--- begin MATERIAL SUPPLIED ---
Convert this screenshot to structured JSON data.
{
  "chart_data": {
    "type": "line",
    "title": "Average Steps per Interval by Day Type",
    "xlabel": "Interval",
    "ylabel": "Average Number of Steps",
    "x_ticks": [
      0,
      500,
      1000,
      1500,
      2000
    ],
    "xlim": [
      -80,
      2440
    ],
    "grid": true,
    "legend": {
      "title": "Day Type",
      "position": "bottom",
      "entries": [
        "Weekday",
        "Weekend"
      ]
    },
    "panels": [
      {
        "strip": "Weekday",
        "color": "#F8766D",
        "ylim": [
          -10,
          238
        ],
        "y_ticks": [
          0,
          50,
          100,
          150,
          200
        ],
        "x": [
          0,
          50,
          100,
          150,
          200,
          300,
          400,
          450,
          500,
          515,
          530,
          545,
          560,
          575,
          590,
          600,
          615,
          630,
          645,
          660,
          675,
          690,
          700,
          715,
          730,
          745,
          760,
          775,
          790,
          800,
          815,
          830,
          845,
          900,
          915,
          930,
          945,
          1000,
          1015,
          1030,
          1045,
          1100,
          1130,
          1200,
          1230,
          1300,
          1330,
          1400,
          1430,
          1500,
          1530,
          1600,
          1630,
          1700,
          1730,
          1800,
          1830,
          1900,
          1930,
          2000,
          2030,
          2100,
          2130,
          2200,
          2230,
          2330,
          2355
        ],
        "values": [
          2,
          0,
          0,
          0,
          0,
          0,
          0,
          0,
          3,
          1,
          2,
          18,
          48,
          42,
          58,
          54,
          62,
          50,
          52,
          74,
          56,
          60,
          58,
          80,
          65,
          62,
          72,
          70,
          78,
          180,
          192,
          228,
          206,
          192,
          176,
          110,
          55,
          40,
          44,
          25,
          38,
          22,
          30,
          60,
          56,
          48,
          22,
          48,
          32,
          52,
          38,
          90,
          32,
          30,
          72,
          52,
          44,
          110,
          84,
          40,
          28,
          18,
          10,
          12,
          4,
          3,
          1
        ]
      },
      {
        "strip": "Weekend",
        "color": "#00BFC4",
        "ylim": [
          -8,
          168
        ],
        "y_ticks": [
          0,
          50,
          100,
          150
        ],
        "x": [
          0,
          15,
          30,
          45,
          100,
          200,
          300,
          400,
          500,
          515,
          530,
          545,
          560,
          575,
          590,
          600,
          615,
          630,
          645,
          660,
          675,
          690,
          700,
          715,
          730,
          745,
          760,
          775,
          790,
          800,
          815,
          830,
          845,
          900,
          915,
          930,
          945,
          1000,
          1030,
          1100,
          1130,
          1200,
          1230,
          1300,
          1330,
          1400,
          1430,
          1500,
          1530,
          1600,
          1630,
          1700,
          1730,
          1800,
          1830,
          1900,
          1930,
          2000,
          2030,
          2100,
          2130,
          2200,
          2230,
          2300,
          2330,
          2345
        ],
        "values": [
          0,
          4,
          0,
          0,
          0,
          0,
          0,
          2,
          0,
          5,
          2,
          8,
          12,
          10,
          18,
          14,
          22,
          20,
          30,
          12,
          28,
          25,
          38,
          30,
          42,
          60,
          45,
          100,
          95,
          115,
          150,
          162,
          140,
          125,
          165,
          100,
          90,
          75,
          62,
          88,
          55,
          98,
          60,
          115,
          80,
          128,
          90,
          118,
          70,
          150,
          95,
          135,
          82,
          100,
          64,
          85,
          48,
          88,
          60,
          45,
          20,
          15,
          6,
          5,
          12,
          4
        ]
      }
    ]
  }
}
--- end MATERIAL SUPPLIED ---
--- begin MATERIAL SUPPLIED ---
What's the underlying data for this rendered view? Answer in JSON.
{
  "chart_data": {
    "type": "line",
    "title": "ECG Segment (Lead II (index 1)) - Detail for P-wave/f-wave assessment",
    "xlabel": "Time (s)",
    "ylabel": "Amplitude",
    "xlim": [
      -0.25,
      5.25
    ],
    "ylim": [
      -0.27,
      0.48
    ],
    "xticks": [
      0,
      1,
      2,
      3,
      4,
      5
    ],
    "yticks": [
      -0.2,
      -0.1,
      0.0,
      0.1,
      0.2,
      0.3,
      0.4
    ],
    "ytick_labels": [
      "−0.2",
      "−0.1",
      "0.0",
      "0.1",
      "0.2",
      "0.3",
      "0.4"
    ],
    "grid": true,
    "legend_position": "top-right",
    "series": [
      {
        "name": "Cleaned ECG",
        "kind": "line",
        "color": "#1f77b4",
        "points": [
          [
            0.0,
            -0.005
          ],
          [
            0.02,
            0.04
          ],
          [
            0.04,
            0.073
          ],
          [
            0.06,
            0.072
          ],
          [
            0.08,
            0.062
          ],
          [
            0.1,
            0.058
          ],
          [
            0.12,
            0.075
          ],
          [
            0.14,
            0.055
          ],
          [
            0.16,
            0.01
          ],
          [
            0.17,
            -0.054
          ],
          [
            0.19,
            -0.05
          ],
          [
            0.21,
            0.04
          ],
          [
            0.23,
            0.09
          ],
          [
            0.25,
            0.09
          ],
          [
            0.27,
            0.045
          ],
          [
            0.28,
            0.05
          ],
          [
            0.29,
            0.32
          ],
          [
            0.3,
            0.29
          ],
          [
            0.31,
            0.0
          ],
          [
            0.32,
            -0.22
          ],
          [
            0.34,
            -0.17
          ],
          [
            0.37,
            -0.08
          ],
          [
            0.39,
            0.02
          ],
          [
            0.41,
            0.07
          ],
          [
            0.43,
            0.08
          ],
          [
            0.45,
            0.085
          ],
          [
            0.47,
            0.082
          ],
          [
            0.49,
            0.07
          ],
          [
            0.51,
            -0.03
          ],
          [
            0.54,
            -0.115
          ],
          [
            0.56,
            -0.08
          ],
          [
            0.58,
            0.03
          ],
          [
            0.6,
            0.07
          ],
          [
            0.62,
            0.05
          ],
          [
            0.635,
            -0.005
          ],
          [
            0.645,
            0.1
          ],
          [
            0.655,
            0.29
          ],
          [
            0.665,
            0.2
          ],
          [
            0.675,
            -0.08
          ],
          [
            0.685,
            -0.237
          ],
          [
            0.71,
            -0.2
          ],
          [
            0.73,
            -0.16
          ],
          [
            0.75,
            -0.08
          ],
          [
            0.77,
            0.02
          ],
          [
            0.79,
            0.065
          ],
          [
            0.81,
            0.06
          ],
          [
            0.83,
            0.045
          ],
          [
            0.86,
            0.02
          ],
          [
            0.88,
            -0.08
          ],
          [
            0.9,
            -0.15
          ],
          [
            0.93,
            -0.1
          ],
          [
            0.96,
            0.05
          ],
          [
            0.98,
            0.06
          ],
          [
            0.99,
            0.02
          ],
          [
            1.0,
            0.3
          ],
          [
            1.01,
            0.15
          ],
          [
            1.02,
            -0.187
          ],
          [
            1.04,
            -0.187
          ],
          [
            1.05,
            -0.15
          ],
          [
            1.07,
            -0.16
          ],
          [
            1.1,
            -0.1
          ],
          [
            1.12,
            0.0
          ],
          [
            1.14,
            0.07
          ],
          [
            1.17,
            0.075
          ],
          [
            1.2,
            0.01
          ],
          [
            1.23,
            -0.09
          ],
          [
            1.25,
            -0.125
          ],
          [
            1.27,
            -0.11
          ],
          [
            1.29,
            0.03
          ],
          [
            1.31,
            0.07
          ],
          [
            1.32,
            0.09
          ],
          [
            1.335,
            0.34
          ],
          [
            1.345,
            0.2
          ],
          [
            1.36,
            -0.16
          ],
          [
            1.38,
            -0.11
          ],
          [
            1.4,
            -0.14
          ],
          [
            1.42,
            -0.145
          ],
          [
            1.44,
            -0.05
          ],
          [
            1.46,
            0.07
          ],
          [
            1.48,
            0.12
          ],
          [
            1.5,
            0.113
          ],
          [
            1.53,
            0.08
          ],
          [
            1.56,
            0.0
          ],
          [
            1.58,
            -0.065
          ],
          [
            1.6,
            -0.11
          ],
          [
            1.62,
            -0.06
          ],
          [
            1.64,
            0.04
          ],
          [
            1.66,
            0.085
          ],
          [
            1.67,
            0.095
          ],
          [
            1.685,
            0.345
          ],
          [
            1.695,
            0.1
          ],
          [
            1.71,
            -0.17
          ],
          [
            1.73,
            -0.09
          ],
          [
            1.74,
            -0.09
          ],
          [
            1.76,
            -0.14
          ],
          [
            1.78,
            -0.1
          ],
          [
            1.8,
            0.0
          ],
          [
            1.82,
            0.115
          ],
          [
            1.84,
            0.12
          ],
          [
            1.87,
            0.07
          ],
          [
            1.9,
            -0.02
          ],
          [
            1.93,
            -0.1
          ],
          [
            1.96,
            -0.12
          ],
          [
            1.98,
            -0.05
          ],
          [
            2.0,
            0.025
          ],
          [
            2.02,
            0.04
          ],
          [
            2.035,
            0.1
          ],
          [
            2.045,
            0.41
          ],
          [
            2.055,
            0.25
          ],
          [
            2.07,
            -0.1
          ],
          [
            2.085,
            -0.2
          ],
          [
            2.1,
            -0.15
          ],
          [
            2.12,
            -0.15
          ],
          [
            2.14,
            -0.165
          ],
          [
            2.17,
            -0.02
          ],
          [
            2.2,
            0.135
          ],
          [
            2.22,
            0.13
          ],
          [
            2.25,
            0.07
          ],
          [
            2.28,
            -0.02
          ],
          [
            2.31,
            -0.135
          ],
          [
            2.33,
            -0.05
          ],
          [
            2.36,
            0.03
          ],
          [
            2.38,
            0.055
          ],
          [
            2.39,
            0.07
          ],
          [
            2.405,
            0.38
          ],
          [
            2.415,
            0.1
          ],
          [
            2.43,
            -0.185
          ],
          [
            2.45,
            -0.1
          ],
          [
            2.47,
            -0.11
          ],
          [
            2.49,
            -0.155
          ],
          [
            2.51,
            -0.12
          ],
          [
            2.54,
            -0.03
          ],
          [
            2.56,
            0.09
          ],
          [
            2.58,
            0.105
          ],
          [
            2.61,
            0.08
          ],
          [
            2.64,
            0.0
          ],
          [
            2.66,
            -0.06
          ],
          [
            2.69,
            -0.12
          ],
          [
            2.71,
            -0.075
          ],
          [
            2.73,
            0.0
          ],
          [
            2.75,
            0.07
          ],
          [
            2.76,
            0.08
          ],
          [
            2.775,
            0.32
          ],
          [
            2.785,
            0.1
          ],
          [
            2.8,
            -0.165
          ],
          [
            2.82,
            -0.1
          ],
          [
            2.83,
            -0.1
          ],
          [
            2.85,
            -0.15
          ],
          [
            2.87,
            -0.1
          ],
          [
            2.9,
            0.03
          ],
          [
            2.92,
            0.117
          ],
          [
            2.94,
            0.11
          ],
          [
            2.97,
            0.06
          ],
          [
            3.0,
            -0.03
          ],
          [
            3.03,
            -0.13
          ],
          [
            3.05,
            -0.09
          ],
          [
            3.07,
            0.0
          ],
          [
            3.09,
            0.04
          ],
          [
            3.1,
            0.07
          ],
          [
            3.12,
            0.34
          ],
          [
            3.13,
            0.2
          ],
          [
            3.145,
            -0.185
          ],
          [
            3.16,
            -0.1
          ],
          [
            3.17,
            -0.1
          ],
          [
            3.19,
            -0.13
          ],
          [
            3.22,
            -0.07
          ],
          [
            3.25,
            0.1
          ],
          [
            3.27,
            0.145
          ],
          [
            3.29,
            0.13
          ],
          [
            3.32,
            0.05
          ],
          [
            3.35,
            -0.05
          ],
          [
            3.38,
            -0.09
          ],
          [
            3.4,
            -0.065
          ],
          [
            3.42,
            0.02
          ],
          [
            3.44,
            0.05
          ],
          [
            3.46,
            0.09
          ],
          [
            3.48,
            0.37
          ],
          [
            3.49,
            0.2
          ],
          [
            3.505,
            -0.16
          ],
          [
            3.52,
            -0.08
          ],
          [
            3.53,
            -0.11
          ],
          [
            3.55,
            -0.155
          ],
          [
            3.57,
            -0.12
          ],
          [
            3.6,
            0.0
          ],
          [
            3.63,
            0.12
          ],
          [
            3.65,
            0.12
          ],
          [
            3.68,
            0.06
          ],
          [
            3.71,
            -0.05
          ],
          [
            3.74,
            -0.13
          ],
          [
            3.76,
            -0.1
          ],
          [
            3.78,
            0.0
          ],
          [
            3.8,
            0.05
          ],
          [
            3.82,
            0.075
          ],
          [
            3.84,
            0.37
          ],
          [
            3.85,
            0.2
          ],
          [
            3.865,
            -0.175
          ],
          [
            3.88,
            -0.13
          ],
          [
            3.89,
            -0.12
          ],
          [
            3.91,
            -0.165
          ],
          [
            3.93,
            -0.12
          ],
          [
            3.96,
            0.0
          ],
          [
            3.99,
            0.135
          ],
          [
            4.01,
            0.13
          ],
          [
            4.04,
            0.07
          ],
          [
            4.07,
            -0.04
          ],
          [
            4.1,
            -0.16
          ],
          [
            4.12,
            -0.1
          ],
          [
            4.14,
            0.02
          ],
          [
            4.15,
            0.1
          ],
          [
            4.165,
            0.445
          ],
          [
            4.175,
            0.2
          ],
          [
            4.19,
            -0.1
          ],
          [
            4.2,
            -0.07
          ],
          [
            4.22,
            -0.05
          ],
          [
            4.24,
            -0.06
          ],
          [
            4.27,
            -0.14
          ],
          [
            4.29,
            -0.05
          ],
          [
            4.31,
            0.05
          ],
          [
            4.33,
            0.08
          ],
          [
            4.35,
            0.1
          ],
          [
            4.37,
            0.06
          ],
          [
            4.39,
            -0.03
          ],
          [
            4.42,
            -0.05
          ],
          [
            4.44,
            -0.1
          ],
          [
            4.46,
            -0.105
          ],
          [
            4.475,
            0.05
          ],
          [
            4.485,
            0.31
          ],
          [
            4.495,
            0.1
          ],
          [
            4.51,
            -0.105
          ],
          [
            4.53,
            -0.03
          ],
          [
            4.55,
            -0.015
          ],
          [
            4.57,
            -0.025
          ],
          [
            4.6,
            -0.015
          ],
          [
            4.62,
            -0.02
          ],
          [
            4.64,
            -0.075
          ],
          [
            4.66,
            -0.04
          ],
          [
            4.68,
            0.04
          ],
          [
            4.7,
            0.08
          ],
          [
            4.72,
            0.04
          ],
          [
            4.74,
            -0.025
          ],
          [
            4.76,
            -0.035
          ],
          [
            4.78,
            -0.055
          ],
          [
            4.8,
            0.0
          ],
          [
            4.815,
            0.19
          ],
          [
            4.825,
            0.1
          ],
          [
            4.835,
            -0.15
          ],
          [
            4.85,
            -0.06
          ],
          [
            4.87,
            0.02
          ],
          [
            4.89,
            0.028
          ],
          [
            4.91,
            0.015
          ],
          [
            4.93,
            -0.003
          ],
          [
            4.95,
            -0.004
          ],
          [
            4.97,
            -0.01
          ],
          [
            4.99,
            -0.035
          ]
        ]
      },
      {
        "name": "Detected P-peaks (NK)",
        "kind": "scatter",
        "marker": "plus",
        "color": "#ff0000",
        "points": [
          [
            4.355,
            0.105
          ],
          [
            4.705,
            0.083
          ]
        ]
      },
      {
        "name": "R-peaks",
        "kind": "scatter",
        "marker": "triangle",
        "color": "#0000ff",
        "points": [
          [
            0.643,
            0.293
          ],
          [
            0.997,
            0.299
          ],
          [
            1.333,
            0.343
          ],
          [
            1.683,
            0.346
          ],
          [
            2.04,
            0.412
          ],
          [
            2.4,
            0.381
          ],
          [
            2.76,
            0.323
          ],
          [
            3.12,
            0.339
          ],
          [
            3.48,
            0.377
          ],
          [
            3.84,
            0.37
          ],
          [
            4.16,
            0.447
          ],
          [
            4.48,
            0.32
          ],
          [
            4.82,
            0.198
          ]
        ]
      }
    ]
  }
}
--- end MATERIAL SUPPLIED ---
EXERCISE:
Gather all the lines that include the word "this" and copy them out.

OUTPUT OF THE TASK:
Convert this screenshot to structured JSON data.
What's the underlying data for this rendered view? Answer in JSON.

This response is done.